◆ **Written problem**: Pick out every line in the data below that holds "пункта".

# # # # # # #

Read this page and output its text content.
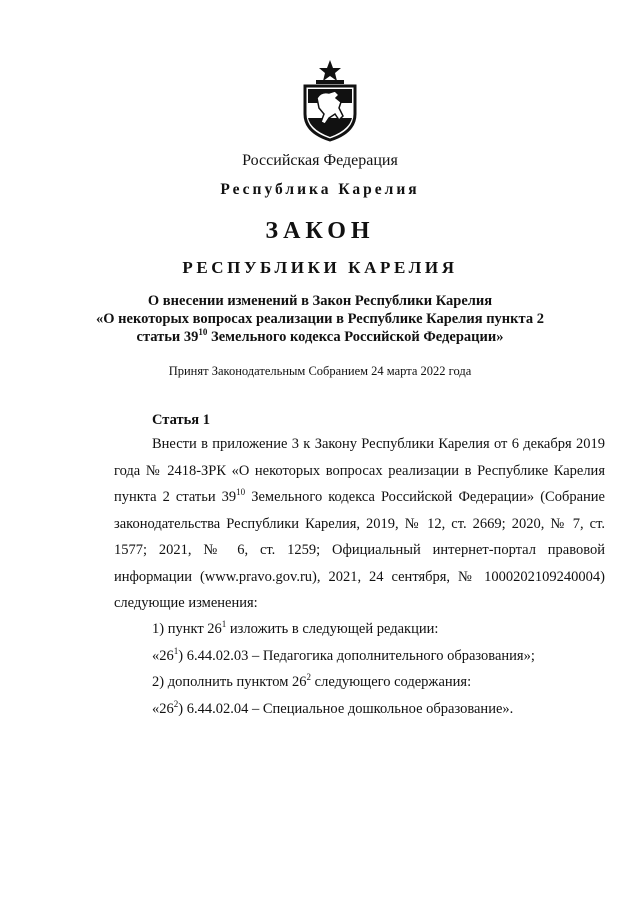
Российская Федерация
Республика Карелия
ЗАКОН
РЕСПУБЛИКИ КАРЕЛИЯ
О внесении изменений в Закон Республики Карелия
«О некоторых вопросах реализации в Республике Карелия пункта 2
статьи $39^{10}$ Земельного кодекса Российской Федерации»
Принят Законодательным Собранием 24 марта 2022 года
Статья 1

Внести в приложение 3 к Закону Республики Карелия от 6 декабря 2019 года № 2418-ЗРК «О некоторых вопросах реализации в Республике Карелия пункта 2 статьи $39^{10}$ Земельного кодекса Российской Федерации» (Собрание законодательства Республики Карелия, 2019, № 12, ст. 2669; 2020, № 7, ст. 1577; 2021, № 6, ст. 1259; Официальный интернет-портал правовой информации (www.pravo.gov.ru), 2021, 24 сентября, № 1000202109240004) следующие изменения:

1) пункт $26^1$ изложить в следующей редакции:
«$26^1$) 6.44.02.03 – Педагогика дополнительного образования»;
2) дополнить пунктом $26^2$ следующего содержания:
«$26^2$) 6.44.02.04 – Специальное дошкольное образование».
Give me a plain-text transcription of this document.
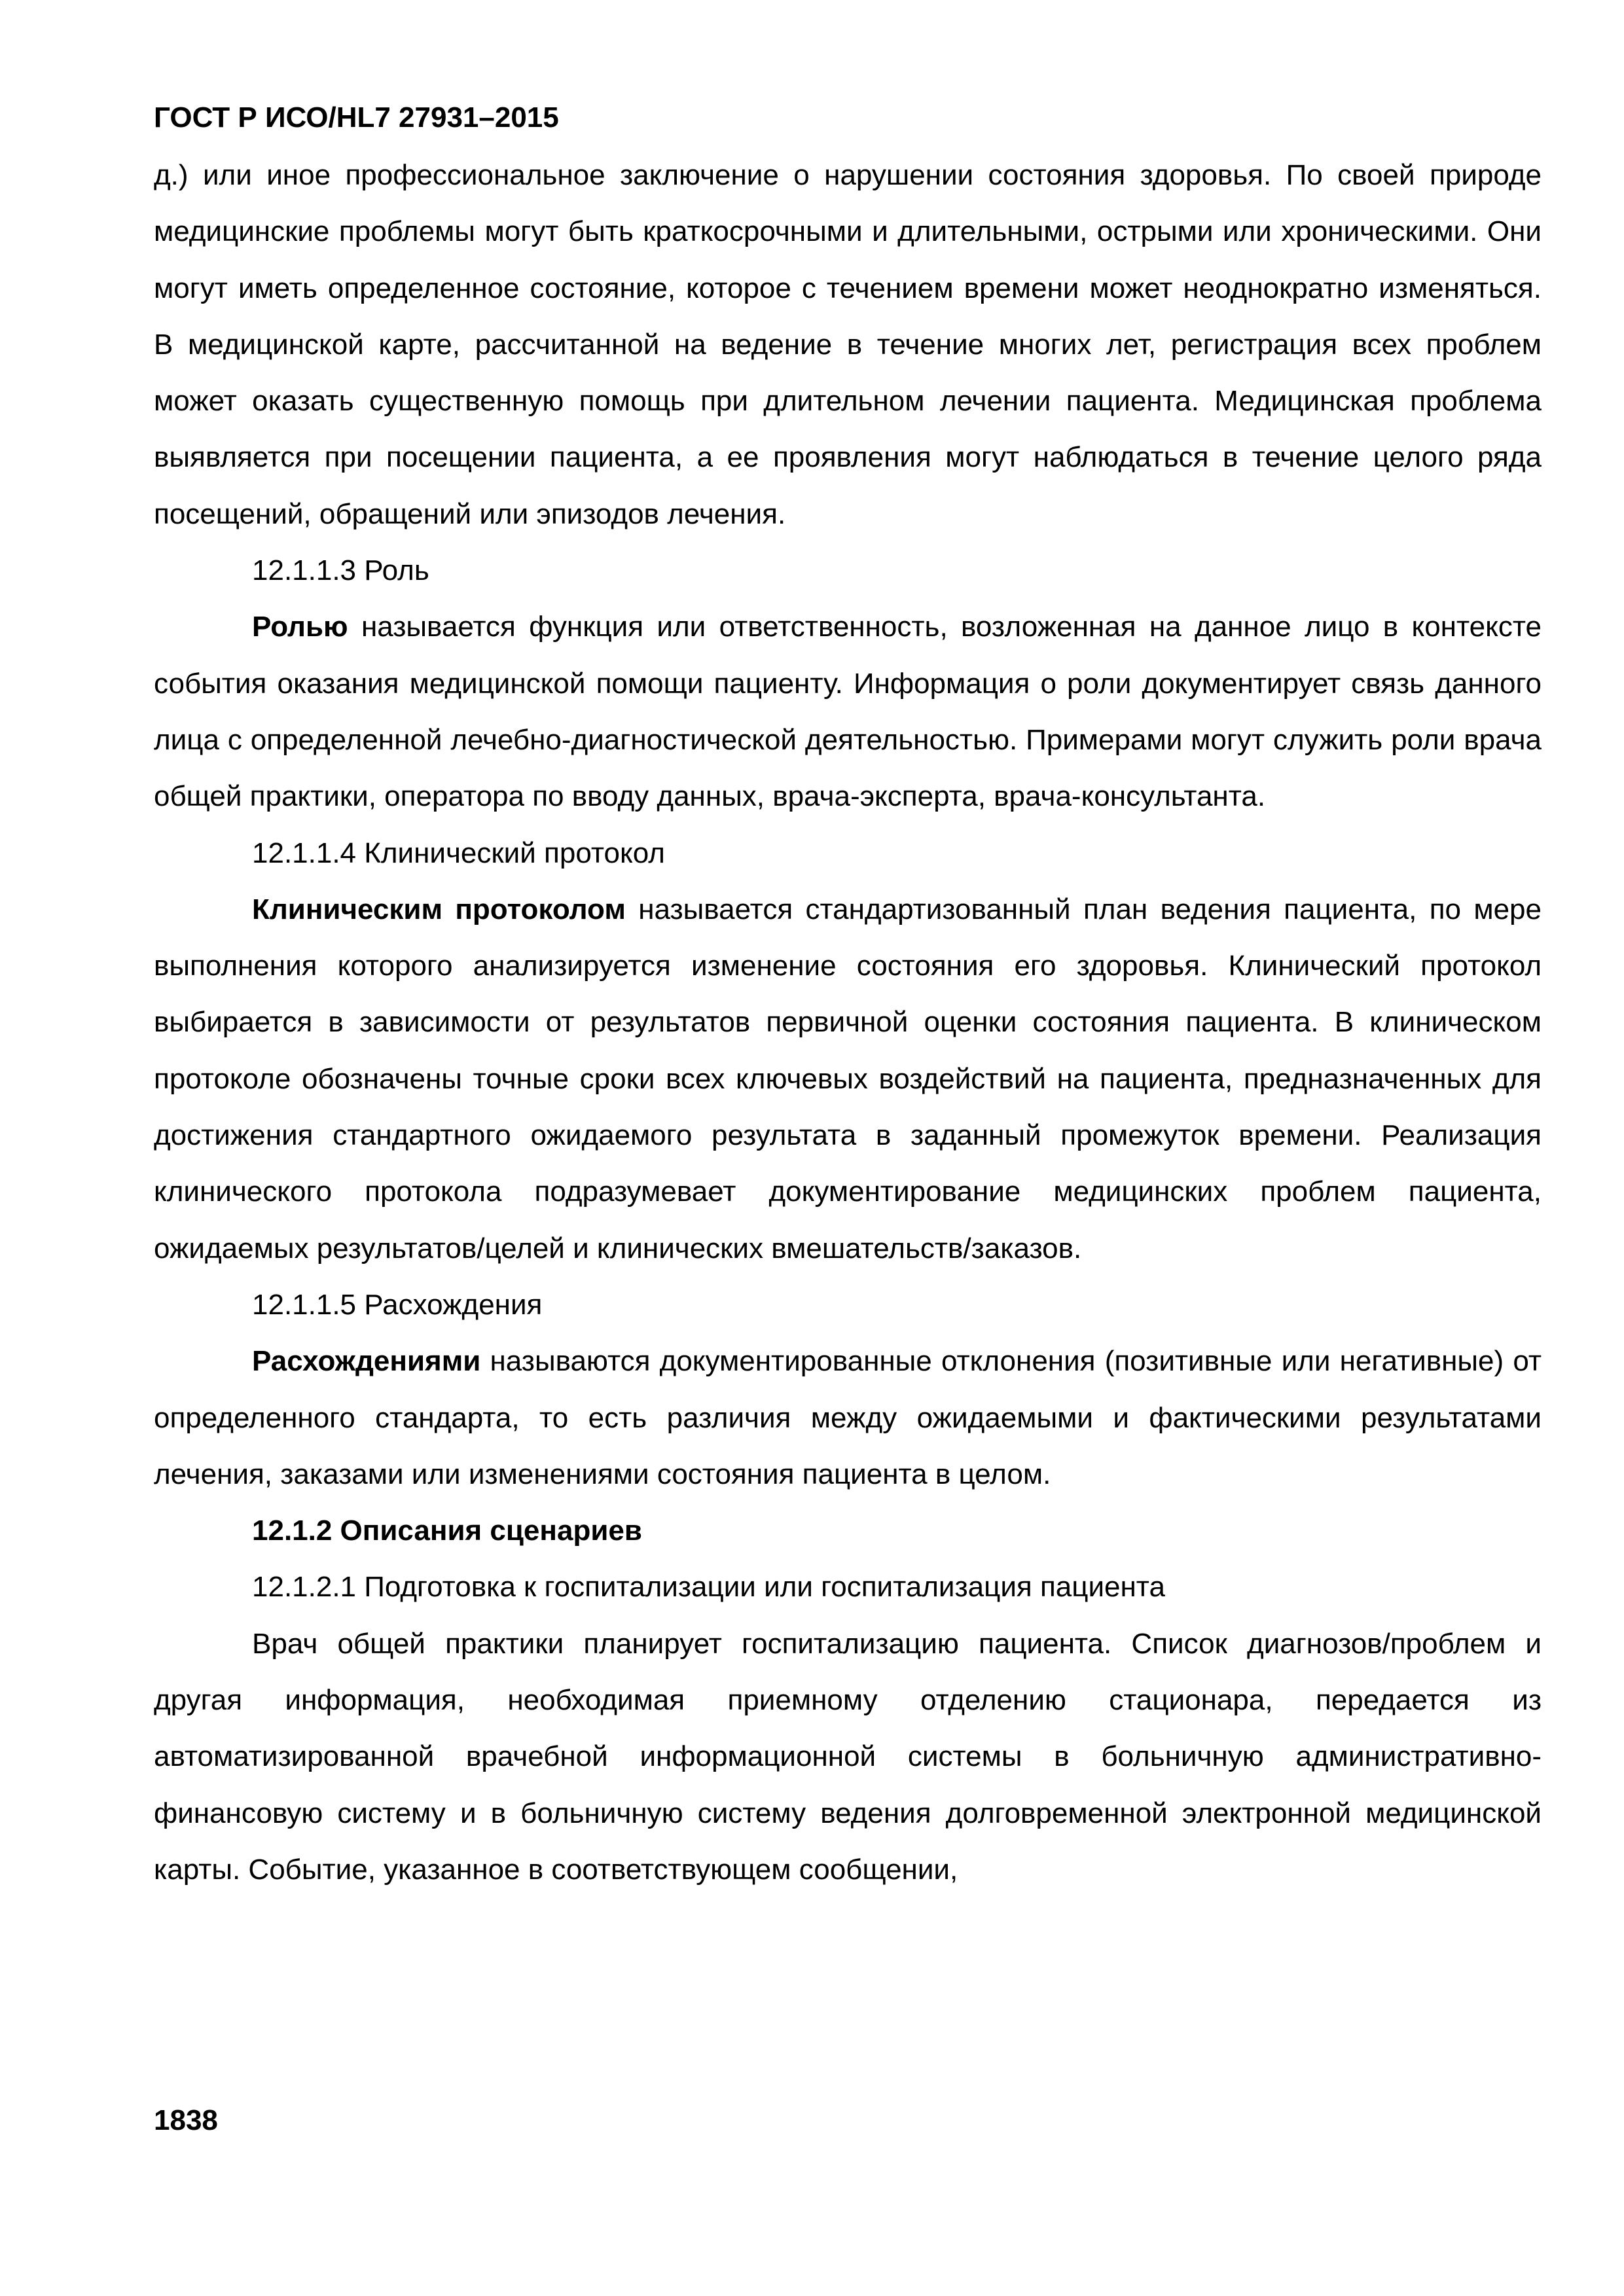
ГОСТ Р ИСО/HL7 27931–2015

д.) или иное профессиональное заключение о нарушении состояния здоровья. По своей природе медицинские проблемы могут быть краткосрочными и длительными, острыми или хроническими. Они могут иметь определенное состояние, которое с течением времени может неоднократно изменяться. В медицинской карте, рассчитанной на ведение в течение многих лет, регистрация всех проблем может оказать существенную помощь при длительном лечении пациента. Медицинская проблема выявляется при посещении пациента, а ее проявления могут наблюдаться в течение целого ряда посещений, обращений или эпизодов лечения.

12.1.1.3 Роль

Ролью называется функция или ответственность, возложенная на данное лицо в контексте события оказания медицинской помощи пациенту. Информация о роли документирует связь данного лица с определенной лечебно-диагностической деятельностью. Примерами могут служить роли врача общей практики, оператора по вводу данных, врача-эксперта, врача-консультанта.

12.1.1.4 Клинический протокол

Клиническим протоколом называется стандартизованный план ведения пациента, по мере выполнения которого анализируется изменение состояния его здоровья. Клинический протокол выбирается в зависимости от результатов первичной оценки состояния пациента. В клиническом протоколе обозначены точные сроки всех ключевых воздействий на пациента, предназначенных для достижения стандартного ожидаемого результата в заданный промежуток времени. Реализация клинического протокола подразумевает документирование медицинских проблем пациента, ожидаемых результатов/целей и клинических вмешательств/заказов.

12.1.1.5 Расхождения

Расхождениями называются документированные отклонения (позитивные или негативные) от определенного стандарта, то есть различия между ожидаемыми и фактическими результатами лечения, заказами или изменениями состояния пациента в целом.

12.1.2 Описания сценариев

12.1.2.1 Подготовка к госпитализации или госпитализация пациента

Врач общей практики планирует госпитализацию пациента. Список диагнозов/проблем и другая информация, необходимая приемному отделению стационара, передается из автоматизированной врачебной информационной системы в больничную административно-финансовую систему и в больничную систему ведения долговременной электронной медицинской карты. Событие, указанное в соответствующем сообщении,

1838
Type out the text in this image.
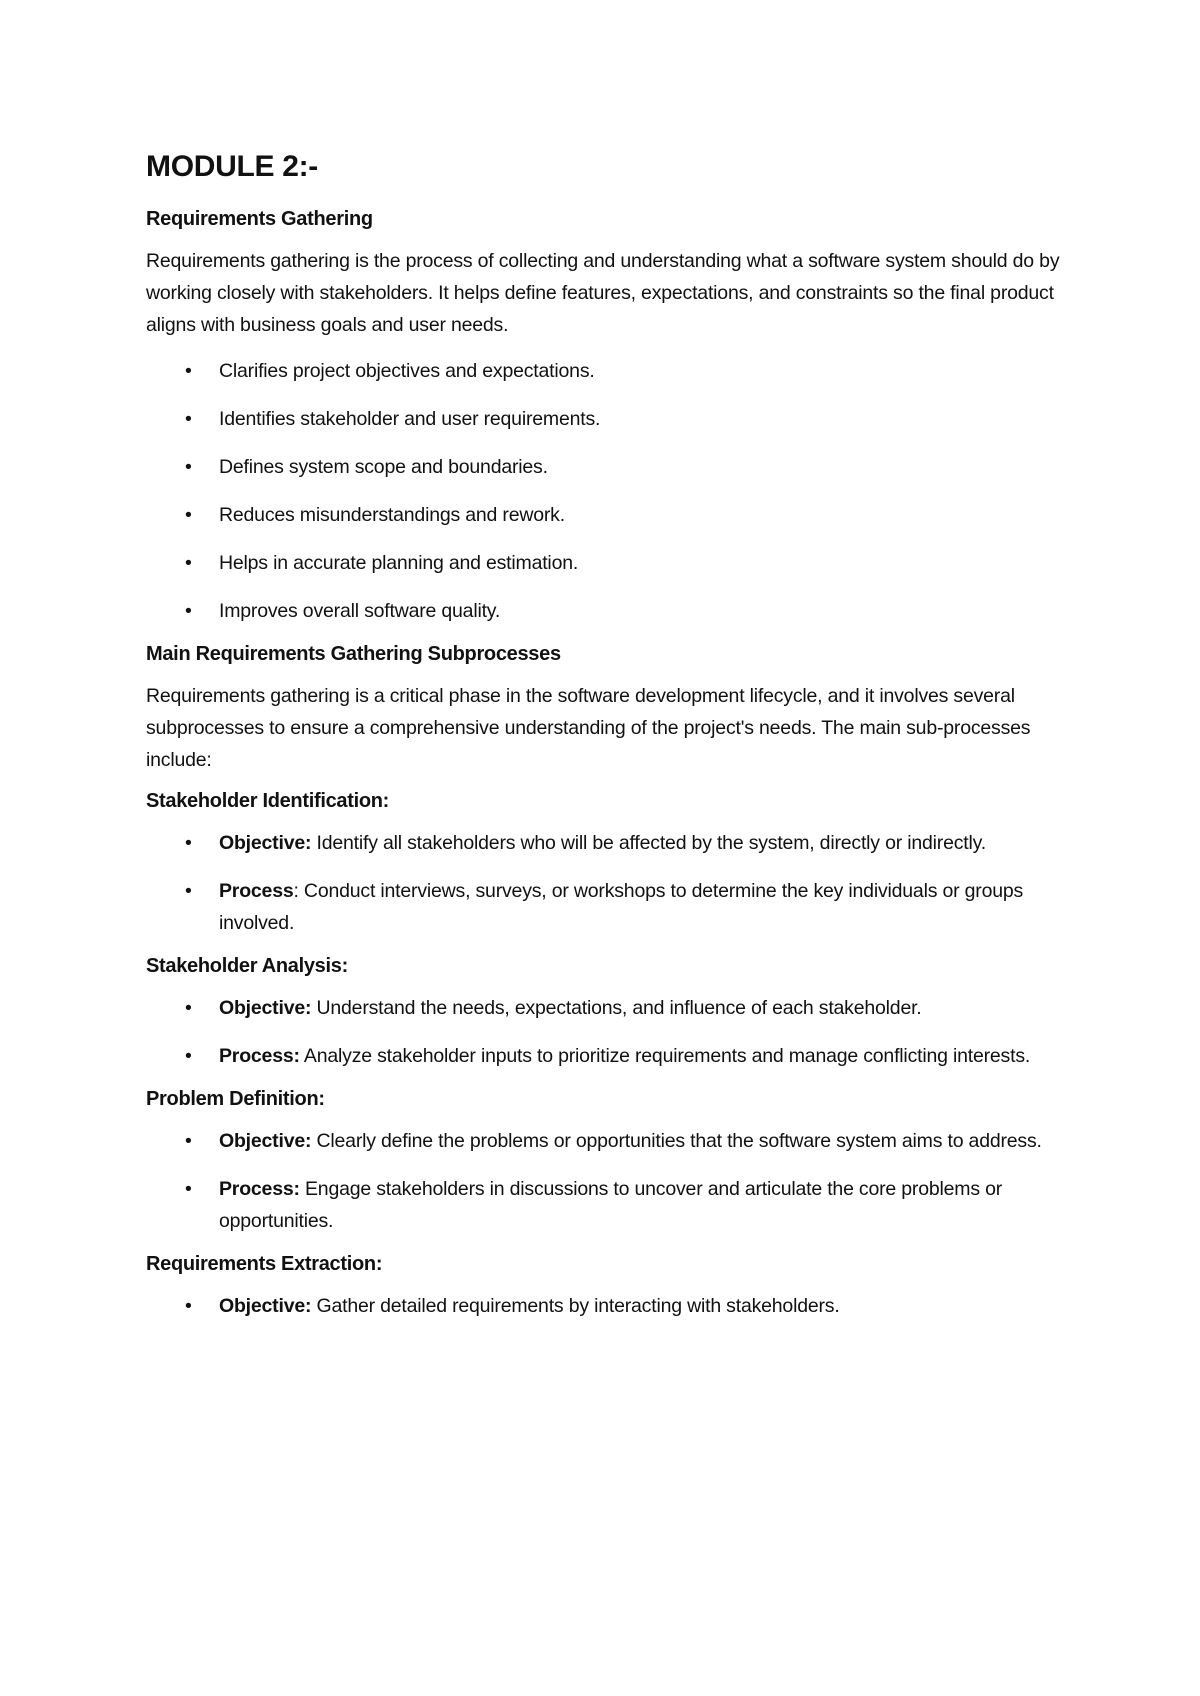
MODULE 2:-
Requirements Gathering

Requirements gathering is the process of collecting and understanding what a software system should do by working closely with stakeholders. It helps define features, expectations, and constraints so the final product aligns with business goals and user needs.

• Clarifies project objectives and expectations.
• Identifies stakeholder and user requirements.
• Defines system scope and boundaries.
• Reduces misunderstandings and rework.
• Helps in accurate planning and estimation.
• Improves overall software quality.
Main Requirements Gathering Subprocesses

Requirements gathering is a critical phase in the software development lifecycle, and it involves several subprocesses to ensure a comprehensive understanding of the project's needs. The main sub-processes include:

Stakeholder Identification:
• Objective: Identify all stakeholders who will be affected by the system, directly or indirectly.
• Process: Conduct interviews, surveys, or workshops to determine the key individuals or groups involved.
Stakeholder Analysis:
• Objective: Understand the needs, expectations, and influence of each stakeholder.
• Process: Analyze stakeholder inputs to prioritize requirements and manage conflicting interests.
Problem Definition:
• Objective: Clearly define the problems or opportunities that the software system aims to address.
• Process: Engage stakeholders in discussions to uncover and articulate the core problems or opportunities.
Requirements Extraction:
• Objective: Gather detailed requirements by interacting with stakeholders.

# # # # # # #

◆ **Solution to this exercise**:
«О некоторых вопросах реализации в Республике Карелия пункта 2
Внести в приложение 3 к Закону Республики Карелия от 6 декабря 2019 года № 2418-ЗРК «О некоторых вопросах реализации в Республике Карелия пункта 2 статьи $39^{10}$ Земельного кодекса Российской Федерации» (Собрание законодательства Республики Карелия, 2019, № 12, ст. 2669; 2020, № 7, ст. 1577; 2021, № 6, ст. 1259; Официальный интернет-портал правовой информации (www.pravo.gov.ru), 2021, 24 сентября, № 1000202109240004) следующие изменения:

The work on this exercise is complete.